__GOAL__
Repeat the data word for word. Do not include the pictures.

__SUPPLIED DATA__
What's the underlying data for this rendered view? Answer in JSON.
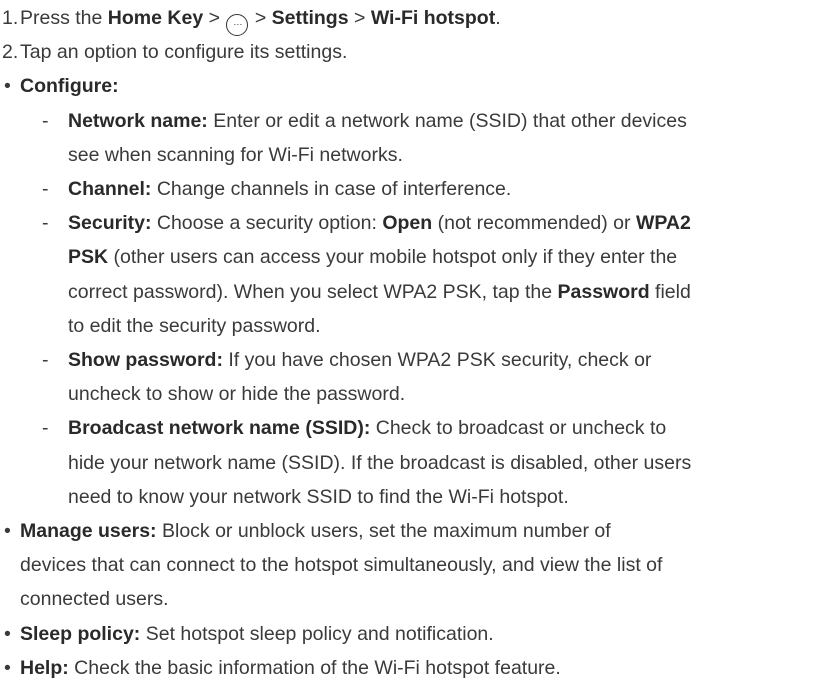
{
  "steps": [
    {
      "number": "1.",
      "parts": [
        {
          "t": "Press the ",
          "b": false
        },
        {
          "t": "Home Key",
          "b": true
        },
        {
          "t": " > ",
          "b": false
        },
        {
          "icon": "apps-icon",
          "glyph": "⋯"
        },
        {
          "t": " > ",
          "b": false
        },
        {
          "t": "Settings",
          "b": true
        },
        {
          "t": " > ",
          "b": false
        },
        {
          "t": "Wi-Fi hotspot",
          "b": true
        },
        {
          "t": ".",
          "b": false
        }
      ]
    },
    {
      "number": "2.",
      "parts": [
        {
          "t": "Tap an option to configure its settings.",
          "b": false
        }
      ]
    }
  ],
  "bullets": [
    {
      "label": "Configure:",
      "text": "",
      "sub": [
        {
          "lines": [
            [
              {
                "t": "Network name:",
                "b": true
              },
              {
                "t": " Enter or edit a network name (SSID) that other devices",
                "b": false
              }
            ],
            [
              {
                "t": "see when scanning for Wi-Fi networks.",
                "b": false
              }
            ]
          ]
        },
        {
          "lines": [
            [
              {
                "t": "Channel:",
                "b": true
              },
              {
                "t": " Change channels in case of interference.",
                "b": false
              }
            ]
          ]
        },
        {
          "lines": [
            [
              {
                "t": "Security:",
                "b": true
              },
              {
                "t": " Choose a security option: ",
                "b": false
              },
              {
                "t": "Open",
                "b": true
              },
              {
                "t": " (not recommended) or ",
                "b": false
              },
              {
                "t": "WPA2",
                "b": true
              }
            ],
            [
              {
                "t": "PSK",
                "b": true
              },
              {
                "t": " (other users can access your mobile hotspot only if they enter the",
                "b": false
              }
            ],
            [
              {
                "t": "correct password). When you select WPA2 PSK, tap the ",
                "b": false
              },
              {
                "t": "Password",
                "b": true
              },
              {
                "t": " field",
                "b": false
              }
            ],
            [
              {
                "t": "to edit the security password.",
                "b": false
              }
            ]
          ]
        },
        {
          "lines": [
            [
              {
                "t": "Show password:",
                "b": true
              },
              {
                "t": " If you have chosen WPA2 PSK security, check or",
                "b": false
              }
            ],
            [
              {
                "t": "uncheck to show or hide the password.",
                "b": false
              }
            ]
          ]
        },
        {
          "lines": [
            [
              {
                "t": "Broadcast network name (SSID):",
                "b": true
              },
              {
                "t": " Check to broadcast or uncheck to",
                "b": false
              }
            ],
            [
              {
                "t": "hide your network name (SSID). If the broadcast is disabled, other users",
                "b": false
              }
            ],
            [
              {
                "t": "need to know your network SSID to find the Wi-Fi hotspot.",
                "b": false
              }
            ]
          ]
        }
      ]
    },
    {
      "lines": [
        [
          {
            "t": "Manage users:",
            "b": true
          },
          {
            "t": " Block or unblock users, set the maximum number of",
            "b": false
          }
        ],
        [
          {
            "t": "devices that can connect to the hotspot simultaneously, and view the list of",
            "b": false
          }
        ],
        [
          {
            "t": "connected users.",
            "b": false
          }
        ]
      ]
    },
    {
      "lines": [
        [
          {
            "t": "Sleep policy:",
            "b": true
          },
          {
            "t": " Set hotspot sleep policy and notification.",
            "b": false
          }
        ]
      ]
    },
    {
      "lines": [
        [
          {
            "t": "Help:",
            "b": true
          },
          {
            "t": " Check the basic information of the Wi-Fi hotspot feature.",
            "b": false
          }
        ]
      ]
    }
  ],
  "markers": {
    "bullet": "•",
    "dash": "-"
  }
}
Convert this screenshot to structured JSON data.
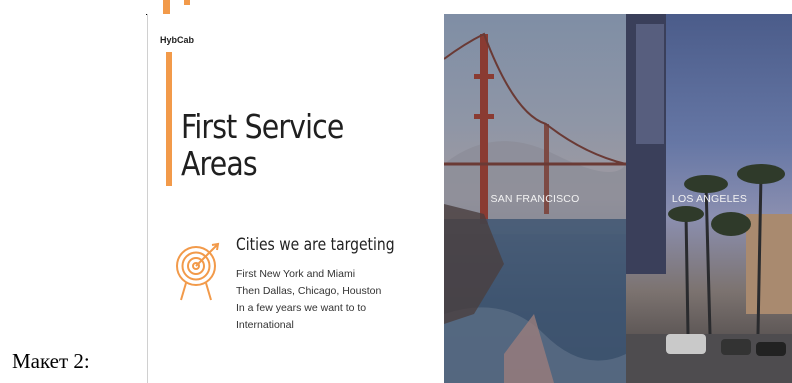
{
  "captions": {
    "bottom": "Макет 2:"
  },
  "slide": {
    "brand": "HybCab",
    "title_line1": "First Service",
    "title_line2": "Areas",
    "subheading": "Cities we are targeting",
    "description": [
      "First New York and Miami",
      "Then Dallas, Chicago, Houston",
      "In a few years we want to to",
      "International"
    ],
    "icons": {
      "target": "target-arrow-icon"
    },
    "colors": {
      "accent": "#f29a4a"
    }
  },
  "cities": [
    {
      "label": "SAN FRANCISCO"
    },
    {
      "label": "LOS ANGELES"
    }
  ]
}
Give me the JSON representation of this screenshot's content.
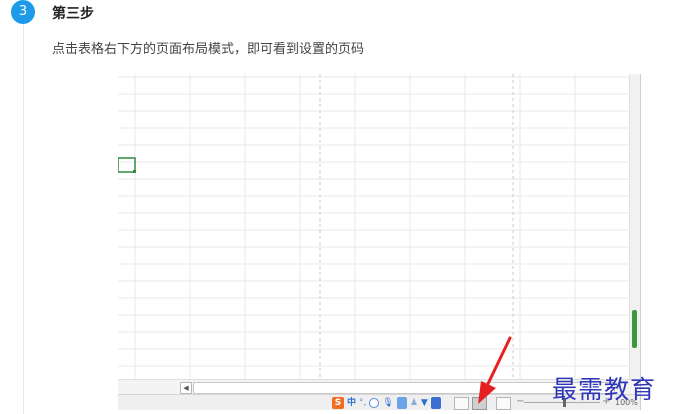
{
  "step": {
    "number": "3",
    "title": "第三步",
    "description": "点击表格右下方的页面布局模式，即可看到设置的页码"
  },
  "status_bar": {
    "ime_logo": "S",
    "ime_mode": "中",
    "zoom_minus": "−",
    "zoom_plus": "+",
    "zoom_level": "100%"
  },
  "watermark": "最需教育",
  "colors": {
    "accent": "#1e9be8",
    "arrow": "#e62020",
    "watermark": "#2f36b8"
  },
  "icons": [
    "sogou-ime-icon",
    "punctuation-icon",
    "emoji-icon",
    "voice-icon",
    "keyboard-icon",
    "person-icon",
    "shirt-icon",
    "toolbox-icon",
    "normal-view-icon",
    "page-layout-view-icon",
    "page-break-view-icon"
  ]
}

__EXERCISE ANSWER__
What's the underlying data for this rendered view? Answer in JSON.
{
  "steps": [
    {
      "number": "1.",
      "parts": [
        {
          "t": "Press the ",
          "b": false
        },
        {
          "t": "Home Key",
          "b": true
        },
        {
          "t": " > ",
          "b": false
        },
        {
          "icon": "apps-icon",
          "glyph": "⋯"
        },
        {
          "t": " > ",
          "b": false
        },
        {
          "t": "Settings",
          "b": true
        },
        {
          "t": " > ",
          "b": false
        },
        {
          "t": "Wi-Fi hotspot",
          "b": true
        },
        {
          "t": ".",
          "b": false
        }
      ]
    },
    {
      "number": "2.",
      "parts": [
        {
          "t": "Tap an option to configure its settings.",
          "b": false
        }
      ]
    }
  ],
  "bullets": [
    {
      "label": "Configure:",
      "text": "",
      "sub": [
        {
          "lines": [
            [
              {
                "t": "Network name:",
                "b": true
              },
              {
                "t": " Enter or edit a network name (SSID) that other devices",
                "b": false
              }
            ],
            [
              {
                "t": "see when scanning for Wi-Fi networks.",
                "b": false
              }
            ]
          ]
        },
        {
          "lines": [
            [
              {
                "t": "Channel:",
                "b": true
              },
              {
                "t": " Change channels in case of interference.",
                "b": false
              }
            ]
          ]
        },
        {
          "lines": [
            [
              {
                "t": "Security:",
                "b": true
              },
              {
                "t": " Choose a security option: ",
                "b": false
              },
              {
                "t": "Open",
                "b": true
              },
              {
                "t": " (not recommended) or ",
                "b": false
              },
              {
                "t": "WPA2",
                "b": true
              }
            ],
            [
              {
                "t": "PSK",
                "b": true
              },
              {
                "t": " (other users can access your mobile hotspot only if they enter the",
                "b": false
              }
            ],
            [
              {
                "t": "correct password). When you select WPA2 PSK, tap the ",
                "b": false
              },
              {
                "t": "Password",
                "b": true
              },
              {
                "t": " field",
                "b": false
              }
            ],
            [
              {
                "t": "to edit the security password.",
                "b": false
              }
            ]
          ]
        },
        {
          "lines": [
            [
              {
                "t": "Show password:",
                "b": true
              },
              {
                "t": " If you have chosen WPA2 PSK security, check or",
                "b": false
              }
            ],
            [
              {
                "t": "uncheck to show or hide the password.",
                "b": false
              }
            ]
          ]
        },
        {
          "lines": [
            [
              {
                "t": "Broadcast network name (SSID):",
                "b": true
              },
              {
                "t": " Check to broadcast or uncheck to",
                "b": false
              }
            ],
            [
              {
                "t": "hide your network name (SSID). If the broadcast is disabled, other users",
                "b": false
              }
            ],
            [
              {
                "t": "need to know your network SSID to find the Wi-Fi hotspot.",
                "b": false
              }
            ]
          ]
        }
      ]
    },
    {
      "lines": [
        [
          {
            "t": "Manage users:",
            "b": true
          },
          {
            "t": " Block or unblock users, set the maximum number of",
            "b": false
          }
        ],
        [
          {
            "t": "devices that can connect to the hotspot simultaneously, and view the list of",
            "b": false
          }
        ],
        [
          {
            "t": "connected users.",
            "b": false
          }
        ]
      ]
    },
    {
      "lines": [
        [
          {
            "t": "Sleep policy:",
            "b": true
          },
          {
            "t": " Set hotspot sleep policy and notification.",
            "b": false
          }
        ]
      ]
    },
    {
      "lines": [
        [
          {
            "t": "Help:",
            "b": true
          },
          {
            "t": " Check the basic information of the Wi-Fi hotspot feature.",
            "b": false
          }
        ]
      ]
    }
  ],
  "markers": {
    "bullet": "•",
    "dash": "-"
  }
}
Convert this screenshot to structured JSON data.
{
  "captions": {
    "bottom": "Макет 2:"
  },
  "slide": {
    "brand": "HybCab",
    "title_line1": "First Service",
    "title_line2": "Areas",
    "subheading": "Cities we are targeting",
    "description": [
      "First New York and Miami",
      "Then Dallas, Chicago, Houston",
      "In a few years we want to to",
      "International"
    ],
    "icons": {
      "target": "target-arrow-icon"
    },
    "colors": {
      "accent": "#f29a4a"
    }
  },
  "cities": [
    {
      "label": "SAN FRANCISCO"
    },
    {
      "label": "LOS ANGELES"
    }
  ]
}
Give me the JSON representation of this screenshot's content.
{
  "step": {
    "number": "3",
    "title": "第三步",
    "description": "点击表格右下方的页面布局模式，即可看到设置的页码"
  },
  "status_bar": {
    "ime_logo": "S",
    "ime_mode": "中",
    "zoom_minus": "−",
    "zoom_plus": "+",
    "zoom_level": "100%"
  },
  "watermark": "最需教育",
  "colors": {
    "accent": "#1e9be8",
    "arrow": "#e62020",
    "watermark": "#2f36b8"
  },
  "icons": [
    "sogou-ime-icon",
    "punctuation-icon",
    "emoji-icon",
    "voice-icon",
    "keyboard-icon",
    "person-icon",
    "shirt-icon",
    "toolbox-icon",
    "normal-view-icon",
    "page-layout-view-icon",
    "page-break-view-icon"
  ]
}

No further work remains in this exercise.